▶ [SHORT TASK]
Go through the listing below and gather every line with the word "blood".

**** PROVIDED INFORMATION

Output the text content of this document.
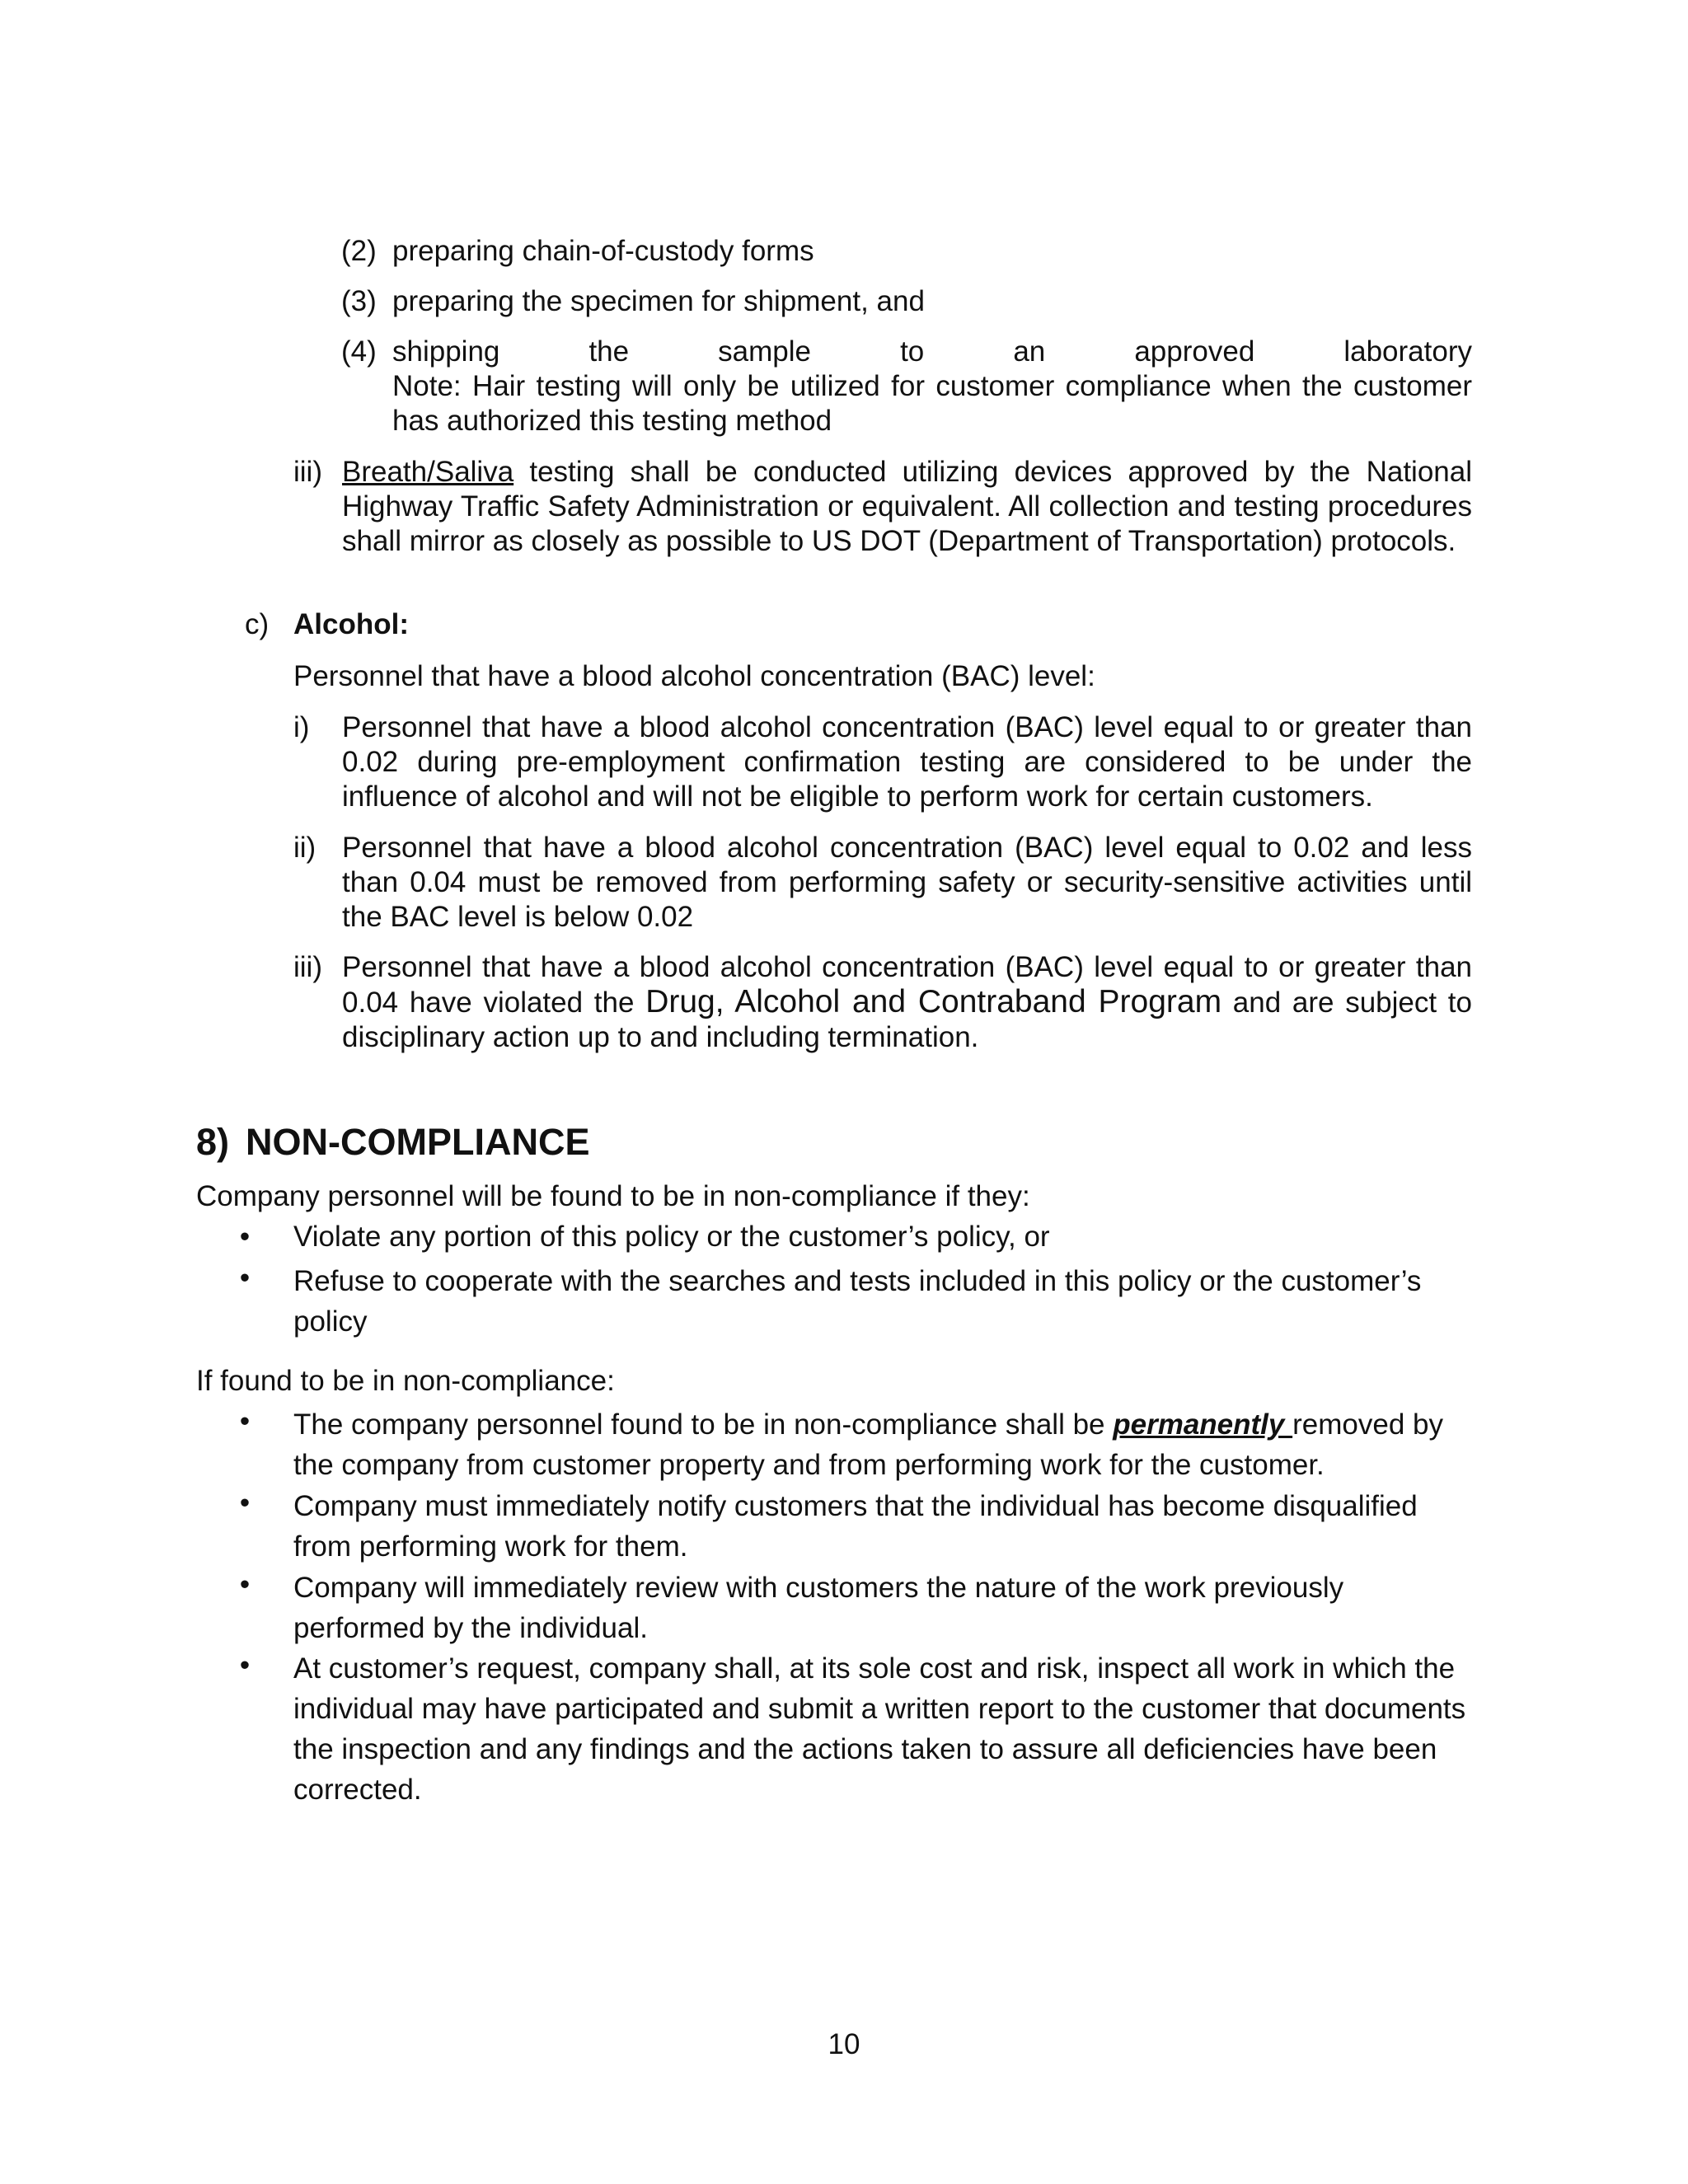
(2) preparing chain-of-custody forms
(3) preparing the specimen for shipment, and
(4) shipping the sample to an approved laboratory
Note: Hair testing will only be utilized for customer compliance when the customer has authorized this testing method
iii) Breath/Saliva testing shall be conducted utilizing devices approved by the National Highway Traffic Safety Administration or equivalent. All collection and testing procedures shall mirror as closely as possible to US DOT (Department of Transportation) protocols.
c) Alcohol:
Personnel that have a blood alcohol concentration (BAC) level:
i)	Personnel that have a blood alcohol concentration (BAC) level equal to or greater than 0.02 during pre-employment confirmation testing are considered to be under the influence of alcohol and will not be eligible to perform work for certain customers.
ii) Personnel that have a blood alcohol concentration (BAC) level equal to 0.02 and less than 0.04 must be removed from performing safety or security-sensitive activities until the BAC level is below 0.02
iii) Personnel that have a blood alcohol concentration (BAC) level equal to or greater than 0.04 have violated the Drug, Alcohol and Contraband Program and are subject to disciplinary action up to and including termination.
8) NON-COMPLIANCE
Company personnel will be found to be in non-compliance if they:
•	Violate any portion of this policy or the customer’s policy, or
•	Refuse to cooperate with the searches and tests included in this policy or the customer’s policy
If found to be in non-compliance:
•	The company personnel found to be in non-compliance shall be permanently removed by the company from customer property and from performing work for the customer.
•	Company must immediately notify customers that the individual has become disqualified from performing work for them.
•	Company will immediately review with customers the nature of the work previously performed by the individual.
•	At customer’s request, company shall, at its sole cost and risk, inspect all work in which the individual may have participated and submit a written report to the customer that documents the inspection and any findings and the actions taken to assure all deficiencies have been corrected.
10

********
**** PROVIDED INFORMATION

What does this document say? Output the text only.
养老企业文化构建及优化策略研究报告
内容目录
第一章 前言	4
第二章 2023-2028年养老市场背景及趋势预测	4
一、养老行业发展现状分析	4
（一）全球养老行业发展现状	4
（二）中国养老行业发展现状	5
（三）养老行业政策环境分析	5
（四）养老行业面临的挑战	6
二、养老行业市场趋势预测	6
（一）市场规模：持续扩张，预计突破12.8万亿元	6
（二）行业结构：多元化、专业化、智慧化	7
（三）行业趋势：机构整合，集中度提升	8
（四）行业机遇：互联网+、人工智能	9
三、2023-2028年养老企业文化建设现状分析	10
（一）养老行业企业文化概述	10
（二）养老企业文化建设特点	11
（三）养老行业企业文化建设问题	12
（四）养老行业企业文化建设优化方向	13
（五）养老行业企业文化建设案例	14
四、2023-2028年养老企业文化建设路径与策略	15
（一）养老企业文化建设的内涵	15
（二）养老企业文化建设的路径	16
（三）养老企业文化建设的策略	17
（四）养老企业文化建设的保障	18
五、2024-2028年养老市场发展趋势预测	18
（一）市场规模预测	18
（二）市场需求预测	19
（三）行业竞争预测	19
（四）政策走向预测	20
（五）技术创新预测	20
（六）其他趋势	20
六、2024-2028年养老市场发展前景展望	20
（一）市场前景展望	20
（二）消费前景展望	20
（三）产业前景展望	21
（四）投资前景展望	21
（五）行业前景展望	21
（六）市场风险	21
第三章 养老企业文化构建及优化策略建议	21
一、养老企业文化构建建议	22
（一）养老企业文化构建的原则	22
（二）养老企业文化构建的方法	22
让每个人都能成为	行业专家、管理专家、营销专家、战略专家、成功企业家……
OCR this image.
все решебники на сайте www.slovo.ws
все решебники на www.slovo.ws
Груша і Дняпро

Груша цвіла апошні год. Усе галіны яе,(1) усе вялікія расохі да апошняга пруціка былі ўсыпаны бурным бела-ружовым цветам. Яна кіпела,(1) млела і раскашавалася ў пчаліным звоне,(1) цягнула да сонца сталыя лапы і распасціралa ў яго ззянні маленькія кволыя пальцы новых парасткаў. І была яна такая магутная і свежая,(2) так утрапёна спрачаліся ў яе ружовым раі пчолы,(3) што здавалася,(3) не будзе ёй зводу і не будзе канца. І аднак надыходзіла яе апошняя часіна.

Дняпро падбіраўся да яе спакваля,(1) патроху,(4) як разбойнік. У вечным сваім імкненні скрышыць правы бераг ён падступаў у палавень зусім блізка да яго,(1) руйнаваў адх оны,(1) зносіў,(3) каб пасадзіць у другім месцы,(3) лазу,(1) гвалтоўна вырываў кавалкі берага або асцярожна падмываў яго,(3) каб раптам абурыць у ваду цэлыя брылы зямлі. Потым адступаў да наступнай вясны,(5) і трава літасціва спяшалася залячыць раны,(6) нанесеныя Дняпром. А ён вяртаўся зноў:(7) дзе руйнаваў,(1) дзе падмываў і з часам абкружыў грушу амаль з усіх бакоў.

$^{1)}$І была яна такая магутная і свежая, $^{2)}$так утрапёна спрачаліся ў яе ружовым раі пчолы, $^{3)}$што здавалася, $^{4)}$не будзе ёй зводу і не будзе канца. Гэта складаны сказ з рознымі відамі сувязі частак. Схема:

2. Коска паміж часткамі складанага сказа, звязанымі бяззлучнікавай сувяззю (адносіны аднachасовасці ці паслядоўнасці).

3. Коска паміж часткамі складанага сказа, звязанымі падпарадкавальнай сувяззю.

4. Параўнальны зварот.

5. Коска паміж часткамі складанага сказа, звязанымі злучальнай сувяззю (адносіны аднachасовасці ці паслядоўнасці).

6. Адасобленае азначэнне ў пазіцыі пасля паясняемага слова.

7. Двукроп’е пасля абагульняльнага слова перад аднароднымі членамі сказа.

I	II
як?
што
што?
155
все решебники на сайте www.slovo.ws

********
**** PROVIDED INFORMATION

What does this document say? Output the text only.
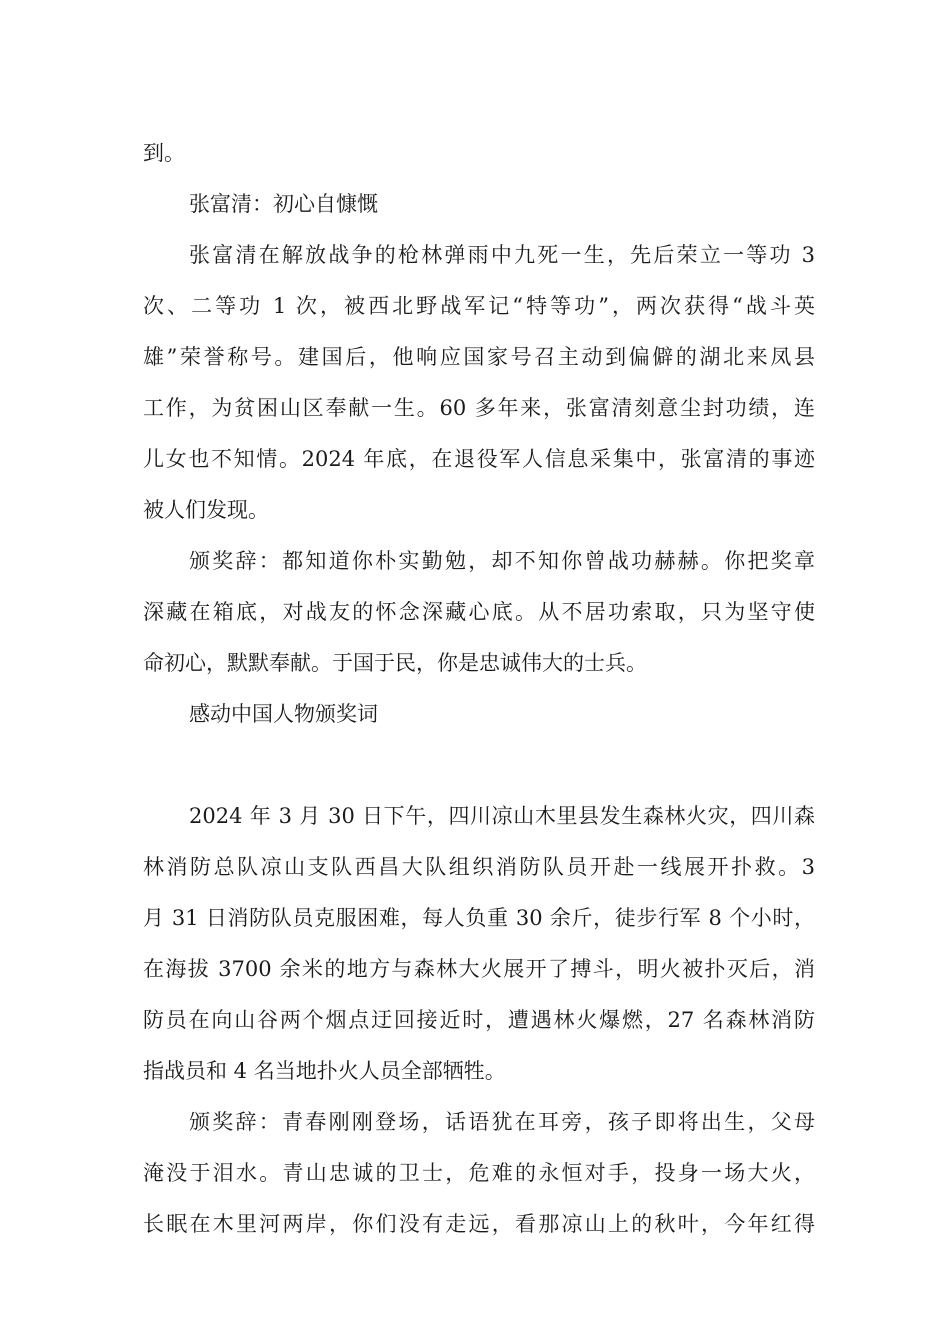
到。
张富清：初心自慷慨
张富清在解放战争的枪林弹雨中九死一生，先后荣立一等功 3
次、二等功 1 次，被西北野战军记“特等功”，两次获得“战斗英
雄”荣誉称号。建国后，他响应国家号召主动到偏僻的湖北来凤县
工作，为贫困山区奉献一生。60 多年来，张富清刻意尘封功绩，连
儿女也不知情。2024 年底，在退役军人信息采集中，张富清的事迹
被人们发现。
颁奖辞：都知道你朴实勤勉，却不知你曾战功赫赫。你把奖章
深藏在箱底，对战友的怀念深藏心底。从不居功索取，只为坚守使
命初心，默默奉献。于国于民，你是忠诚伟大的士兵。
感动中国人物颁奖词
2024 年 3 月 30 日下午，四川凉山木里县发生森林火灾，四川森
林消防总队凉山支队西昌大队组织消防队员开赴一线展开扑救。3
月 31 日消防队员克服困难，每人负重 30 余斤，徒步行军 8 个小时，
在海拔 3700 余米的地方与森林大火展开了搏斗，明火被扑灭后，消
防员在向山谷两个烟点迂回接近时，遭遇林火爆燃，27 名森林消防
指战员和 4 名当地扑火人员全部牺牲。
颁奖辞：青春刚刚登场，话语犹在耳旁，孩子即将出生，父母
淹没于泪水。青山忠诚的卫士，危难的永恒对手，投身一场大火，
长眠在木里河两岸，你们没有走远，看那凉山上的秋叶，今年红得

********

▶ [RESULT FOR THIS TASK]
Personnel that have a blood alcohol concentration (BAC) level:
i)	Personnel that have a blood alcohol concentration (BAC) level equal to or greater than 0.02 during pre-employment confirmation testing are considered to be under the influence of alcohol and will not be eligible to perform work for certain customers.
ii) Personnel that have a blood alcohol concentration (BAC) level equal to 0.02 and less than 0.04 must be removed from performing safety or security-sensitive activities until the BAC level is below 0.02
iii) Personnel that have a blood alcohol concentration (BAC) level equal to or greater than 0.04 have violated the Drug, Alcohol and Contraband Program and are subject to disciplinary action up to and including termination.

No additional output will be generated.